(Instructions for the task): Return all of the lines below exactly as they are.

(Collected data):
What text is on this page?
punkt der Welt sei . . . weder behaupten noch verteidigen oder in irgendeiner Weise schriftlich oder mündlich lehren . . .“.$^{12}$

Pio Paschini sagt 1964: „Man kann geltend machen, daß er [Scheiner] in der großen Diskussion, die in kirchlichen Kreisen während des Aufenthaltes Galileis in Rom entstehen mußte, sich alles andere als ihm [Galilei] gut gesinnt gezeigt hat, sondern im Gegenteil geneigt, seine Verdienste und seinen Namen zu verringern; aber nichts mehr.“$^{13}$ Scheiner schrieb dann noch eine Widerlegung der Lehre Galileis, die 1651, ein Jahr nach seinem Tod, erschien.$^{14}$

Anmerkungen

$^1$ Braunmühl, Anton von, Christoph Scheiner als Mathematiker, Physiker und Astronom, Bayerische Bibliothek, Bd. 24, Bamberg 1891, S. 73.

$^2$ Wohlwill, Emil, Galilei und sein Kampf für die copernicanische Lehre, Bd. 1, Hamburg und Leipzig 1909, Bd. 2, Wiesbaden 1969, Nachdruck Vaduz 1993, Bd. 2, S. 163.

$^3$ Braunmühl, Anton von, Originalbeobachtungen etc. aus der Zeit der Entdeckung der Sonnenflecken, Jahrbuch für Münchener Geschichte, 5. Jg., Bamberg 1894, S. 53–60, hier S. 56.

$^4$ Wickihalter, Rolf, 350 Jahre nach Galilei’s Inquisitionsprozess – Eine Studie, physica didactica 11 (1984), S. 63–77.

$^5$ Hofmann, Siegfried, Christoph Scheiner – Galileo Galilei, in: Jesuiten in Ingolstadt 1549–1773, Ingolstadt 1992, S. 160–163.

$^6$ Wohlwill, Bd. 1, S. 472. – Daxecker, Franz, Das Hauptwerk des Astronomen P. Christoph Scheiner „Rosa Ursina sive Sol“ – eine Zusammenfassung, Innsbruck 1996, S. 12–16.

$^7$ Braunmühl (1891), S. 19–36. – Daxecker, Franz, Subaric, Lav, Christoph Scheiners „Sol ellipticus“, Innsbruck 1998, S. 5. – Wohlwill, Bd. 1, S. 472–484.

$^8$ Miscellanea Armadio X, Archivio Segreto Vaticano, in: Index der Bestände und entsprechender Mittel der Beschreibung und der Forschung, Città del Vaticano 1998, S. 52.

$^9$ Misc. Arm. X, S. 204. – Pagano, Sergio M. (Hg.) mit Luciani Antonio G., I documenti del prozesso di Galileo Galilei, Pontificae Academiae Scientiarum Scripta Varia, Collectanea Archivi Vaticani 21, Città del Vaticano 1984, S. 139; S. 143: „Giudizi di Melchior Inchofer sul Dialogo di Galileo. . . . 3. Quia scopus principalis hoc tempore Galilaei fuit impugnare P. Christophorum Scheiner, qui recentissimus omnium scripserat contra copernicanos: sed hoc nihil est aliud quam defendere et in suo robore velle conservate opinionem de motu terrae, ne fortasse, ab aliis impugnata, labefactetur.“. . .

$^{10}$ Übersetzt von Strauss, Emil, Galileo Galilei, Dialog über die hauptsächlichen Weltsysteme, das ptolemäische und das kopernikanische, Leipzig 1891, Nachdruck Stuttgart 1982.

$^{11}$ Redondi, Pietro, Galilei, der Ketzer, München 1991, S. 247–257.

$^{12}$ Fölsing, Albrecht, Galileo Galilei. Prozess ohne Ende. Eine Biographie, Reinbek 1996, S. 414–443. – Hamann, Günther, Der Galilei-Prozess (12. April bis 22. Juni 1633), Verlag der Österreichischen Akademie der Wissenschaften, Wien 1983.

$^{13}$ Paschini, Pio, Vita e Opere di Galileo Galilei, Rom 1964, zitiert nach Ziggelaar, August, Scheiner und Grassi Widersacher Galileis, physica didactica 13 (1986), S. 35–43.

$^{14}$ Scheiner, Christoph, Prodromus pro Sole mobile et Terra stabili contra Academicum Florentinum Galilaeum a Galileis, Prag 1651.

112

(The reply):
What text is on this page?
punkt der Welt sei . . . weder behaupten noch verteidigen oder in irgendeiner Weise schriftlich oder mündlich lehren . . .“.$^{12}$

Pio Paschini sagt 1964: „Man kann geltend machen, daß er [Scheiner] in der großen Diskussion, die in kirchlichen Kreisen während des Aufenthaltes Galileis in Rom entstehen mußte, sich alles andere als ihm [Galilei] gut gesinnt gezeigt hat, sondern im Gegenteil geneigt, seine Verdienste und seinen Namen zu verringern; aber nichts mehr.“$^{13}$ Scheiner schrieb dann noch eine Widerlegung der Lehre Galileis, die 1651, ein Jahr nach seinem Tod, erschien.$^{14}$

Anmerkungen

$^1$ Braunmühl, Anton von, Christoph Scheiner als Mathematiker, Physiker und Astronom, Bayerische Bibliothek, Bd. 24, Bamberg 1891, S. 73.

$^2$ Wohlwill, Emil, Galilei und sein Kampf für die copernicanische Lehre, Bd. 1, Hamburg und Leipzig 1909, Bd. 2, Wiesbaden 1969, Nachdruck Vaduz 1993, Bd. 2, S. 163.

$^3$ Braunmühl, Anton von, Originalbeobachtungen etc. aus der Zeit der Entdeckung der Sonnenflecken, Jahrbuch für Münchener Geschichte, 5. Jg., Bamberg 1894, S. 53–60, hier S. 56.

$^4$ Wickihalter, Rolf, 350 Jahre nach Galilei’s Inquisitionsprozess – Eine Studie, physica didactica 11 (1984), S. 63–77.

$^5$ Hofmann, Siegfried, Christoph Scheiner – Galileo Galilei, in: Jesuiten in Ingolstadt 1549–1773, Ingolstadt 1992, S. 160–163.

$^6$ Wohlwill, Bd. 1, S. 472. – Daxecker, Franz, Das Hauptwerk des Astronomen P. Christoph Scheiner „Rosa Ursina sive Sol“ – eine Zusammenfassung, Innsbruck 1996, S. 12–16.

$^7$ Braunmühl (1891), S. 19–36. – Daxecker, Franz, Subaric, Lav, Christoph Scheiners „Sol ellipticus“, Innsbruck 1998, S. 5. – Wohlwill, Bd. 1, S. 472–484.

$^8$ Miscellanea Armadio X, Archivio Segreto Vaticano, in: Index der Bestände und entsprechender Mittel der Beschreibung und der Forschung, Città del Vaticano 1998, S. 52.

$^9$ Misc. Arm. X, S. 204. – Pagano, Sergio M. (Hg.) mit Luciani Antonio G., I documenti del prozesso di Galileo Galilei, Pontificae Academiae Scientiarum Scripta Varia, Collectanea Archivi Vaticani 21, Città del Vaticano 1984, S. 139; S. 143: „Giudizi di Melchior Inchofer sul Dialogo di Galileo. . . . 3. Quia scopus principalis hoc tempore Galilaei fuit impugnare P. Christophorum Scheiner, qui recentissimus omnium scripserat contra copernicanos: sed hoc nihil est aliud quam defendere et in suo robore velle conservate opinionem de motu terrae, ne fortasse, ab aliis impugnata, labefactetur.“. . .

$^{10}$ Übersetzt von Strauss, Emil, Galileo Galilei, Dialog über die hauptsächlichen Weltsysteme, das ptolemäische und das kopernikanische, Leipzig 1891, Nachdruck Stuttgart 1982.

$^{11}$ Redondi, Pietro, Galilei, der Ketzer, München 1991, S. 247–257.

$^{12}$ Fölsing, Albrecht, Galileo Galilei. Prozess ohne Ende. Eine Biographie, Reinbek 1996, S. 414–443. – Hamann, Günther, Der Galilei-Prozess (12. April bis 22. Juni 1633), Verlag der Österreichischen Akademie der Wissenschaften, Wien 1983.

$^{13}$ Paschini, Pio, Vita e Opere di Galileo Galilei, Rom 1964, zitiert nach Ziggelaar, August, Scheiner und Grassi Widersacher Galileis, physica didactica 13 (1986), S. 35–43.

$^{14}$ Scheiner, Christoph, Prodromus pro Sole mobile et Terra stabili contra Academicum Florentinum Galilaeum a Galileis, Prag 1651.

112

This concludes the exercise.